_Task statement_: Which lines hold the word "Stop"? Copy each of them.

_ _ _

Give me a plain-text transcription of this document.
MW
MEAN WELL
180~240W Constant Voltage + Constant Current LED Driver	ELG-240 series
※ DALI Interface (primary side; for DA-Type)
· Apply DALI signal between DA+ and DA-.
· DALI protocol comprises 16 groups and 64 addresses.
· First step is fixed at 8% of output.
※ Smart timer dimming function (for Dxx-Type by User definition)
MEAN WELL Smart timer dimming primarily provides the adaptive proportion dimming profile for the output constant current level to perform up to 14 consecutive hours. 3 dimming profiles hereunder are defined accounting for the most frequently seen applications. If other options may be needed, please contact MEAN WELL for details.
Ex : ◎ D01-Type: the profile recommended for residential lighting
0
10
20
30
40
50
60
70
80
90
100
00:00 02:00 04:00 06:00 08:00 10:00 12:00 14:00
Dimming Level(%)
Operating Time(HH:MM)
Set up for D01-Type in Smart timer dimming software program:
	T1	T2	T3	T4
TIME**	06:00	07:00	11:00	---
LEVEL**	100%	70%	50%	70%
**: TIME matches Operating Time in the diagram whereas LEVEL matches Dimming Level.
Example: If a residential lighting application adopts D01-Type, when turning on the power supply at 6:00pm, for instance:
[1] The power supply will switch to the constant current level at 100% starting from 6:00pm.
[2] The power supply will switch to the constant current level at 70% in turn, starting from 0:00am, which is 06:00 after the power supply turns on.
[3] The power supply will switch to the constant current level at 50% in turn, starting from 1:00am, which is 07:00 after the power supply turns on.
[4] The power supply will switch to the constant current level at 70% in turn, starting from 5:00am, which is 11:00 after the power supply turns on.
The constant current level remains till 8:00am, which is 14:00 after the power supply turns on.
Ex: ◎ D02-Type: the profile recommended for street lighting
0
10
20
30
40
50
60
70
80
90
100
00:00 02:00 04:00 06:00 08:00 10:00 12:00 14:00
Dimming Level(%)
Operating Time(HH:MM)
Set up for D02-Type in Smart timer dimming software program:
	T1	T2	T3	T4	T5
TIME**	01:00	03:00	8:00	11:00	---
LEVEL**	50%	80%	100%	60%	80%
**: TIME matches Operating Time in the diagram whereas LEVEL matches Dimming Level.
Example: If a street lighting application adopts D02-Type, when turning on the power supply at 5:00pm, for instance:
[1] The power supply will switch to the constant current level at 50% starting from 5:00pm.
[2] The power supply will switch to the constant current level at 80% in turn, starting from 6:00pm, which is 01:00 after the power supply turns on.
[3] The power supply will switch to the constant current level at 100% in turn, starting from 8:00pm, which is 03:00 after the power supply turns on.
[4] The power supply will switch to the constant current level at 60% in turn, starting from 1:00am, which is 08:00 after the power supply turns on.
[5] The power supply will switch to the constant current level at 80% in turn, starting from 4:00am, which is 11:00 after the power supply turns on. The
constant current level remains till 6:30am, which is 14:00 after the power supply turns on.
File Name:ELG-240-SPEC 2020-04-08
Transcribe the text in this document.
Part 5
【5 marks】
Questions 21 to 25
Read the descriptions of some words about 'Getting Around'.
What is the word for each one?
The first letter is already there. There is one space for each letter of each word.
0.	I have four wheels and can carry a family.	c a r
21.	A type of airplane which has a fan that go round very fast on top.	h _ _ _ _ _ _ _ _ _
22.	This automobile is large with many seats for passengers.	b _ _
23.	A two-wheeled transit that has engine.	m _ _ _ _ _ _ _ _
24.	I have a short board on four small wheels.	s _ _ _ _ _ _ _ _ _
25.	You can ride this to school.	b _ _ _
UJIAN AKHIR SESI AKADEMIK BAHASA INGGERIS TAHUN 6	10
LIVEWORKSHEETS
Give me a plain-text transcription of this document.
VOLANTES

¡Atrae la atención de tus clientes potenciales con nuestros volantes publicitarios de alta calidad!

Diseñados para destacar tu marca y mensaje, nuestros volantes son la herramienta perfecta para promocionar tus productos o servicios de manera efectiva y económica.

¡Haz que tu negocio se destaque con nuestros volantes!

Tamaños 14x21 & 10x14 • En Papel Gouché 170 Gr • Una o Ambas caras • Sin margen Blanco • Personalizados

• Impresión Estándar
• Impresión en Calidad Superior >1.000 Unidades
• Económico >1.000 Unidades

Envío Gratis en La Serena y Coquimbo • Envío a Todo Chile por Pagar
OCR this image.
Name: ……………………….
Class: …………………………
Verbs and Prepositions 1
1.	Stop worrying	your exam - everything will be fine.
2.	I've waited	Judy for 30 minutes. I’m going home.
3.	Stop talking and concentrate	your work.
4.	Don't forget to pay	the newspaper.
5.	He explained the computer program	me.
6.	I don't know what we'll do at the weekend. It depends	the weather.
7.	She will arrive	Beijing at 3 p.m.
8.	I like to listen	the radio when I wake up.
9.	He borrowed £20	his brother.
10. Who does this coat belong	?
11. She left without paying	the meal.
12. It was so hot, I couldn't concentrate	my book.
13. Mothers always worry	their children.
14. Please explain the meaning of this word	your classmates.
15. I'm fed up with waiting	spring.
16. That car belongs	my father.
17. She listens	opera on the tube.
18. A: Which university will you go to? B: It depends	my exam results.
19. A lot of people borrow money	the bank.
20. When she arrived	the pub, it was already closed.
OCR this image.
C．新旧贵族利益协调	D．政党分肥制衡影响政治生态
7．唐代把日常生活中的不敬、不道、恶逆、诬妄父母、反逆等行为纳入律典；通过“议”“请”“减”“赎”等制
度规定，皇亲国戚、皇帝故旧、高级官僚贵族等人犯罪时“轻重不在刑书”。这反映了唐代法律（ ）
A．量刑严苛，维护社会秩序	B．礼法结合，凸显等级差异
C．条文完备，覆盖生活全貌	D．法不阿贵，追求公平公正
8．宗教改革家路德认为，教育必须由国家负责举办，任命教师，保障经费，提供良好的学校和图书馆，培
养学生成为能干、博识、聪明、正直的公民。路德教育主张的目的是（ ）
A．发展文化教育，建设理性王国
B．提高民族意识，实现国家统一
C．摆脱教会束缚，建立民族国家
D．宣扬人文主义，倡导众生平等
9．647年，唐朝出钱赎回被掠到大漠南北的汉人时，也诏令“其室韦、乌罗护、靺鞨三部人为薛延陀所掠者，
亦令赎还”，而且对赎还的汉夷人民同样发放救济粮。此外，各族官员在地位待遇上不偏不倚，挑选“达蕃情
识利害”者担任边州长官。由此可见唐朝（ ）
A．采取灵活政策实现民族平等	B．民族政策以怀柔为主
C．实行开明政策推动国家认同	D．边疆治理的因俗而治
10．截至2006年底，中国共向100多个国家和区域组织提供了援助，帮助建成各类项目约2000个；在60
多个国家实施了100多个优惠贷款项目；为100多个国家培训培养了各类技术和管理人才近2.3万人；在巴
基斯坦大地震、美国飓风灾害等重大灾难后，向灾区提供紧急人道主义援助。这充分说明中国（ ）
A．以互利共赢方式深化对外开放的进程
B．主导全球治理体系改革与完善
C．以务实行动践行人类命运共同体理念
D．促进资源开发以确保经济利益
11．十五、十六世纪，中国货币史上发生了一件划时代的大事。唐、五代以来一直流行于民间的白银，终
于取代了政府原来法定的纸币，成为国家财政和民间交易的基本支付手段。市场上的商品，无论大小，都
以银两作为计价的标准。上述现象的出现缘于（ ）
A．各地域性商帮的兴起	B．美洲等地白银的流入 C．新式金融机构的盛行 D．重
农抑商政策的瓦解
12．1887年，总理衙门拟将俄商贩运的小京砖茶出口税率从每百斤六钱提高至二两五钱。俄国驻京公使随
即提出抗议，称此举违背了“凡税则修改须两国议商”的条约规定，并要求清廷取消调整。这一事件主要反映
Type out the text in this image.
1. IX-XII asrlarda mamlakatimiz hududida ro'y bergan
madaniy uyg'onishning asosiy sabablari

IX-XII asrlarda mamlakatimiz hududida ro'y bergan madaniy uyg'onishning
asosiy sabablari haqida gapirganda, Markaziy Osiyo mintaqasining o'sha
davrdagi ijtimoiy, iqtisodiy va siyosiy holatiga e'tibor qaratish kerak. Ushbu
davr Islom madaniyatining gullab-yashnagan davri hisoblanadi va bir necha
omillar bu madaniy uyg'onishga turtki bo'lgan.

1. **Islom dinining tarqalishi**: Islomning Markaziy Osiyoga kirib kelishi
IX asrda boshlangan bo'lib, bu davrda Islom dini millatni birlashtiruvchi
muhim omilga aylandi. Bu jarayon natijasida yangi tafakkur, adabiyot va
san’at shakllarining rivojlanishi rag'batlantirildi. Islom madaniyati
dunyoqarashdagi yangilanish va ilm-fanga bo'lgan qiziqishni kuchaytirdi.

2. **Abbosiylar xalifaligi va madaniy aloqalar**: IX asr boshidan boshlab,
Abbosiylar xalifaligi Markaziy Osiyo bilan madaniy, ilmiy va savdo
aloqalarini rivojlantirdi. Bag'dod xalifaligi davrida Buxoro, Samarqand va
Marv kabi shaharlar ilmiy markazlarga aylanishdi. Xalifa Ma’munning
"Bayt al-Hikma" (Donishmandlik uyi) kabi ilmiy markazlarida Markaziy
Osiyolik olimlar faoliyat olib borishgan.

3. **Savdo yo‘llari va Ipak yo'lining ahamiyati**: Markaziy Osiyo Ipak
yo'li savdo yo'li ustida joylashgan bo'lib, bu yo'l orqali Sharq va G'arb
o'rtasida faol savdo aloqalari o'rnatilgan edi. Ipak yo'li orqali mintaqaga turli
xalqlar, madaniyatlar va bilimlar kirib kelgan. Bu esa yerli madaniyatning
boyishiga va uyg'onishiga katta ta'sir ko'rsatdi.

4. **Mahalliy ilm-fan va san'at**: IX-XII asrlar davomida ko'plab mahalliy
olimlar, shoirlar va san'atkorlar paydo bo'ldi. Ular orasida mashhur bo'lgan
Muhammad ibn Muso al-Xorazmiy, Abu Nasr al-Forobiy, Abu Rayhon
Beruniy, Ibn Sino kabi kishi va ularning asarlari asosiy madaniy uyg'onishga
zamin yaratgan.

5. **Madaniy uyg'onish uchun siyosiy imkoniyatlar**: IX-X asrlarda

_ _ _

_Completed task_:
1.	Stop worrying	your exam - everything will be fine.
3.	Stop talking and concentrate	your work.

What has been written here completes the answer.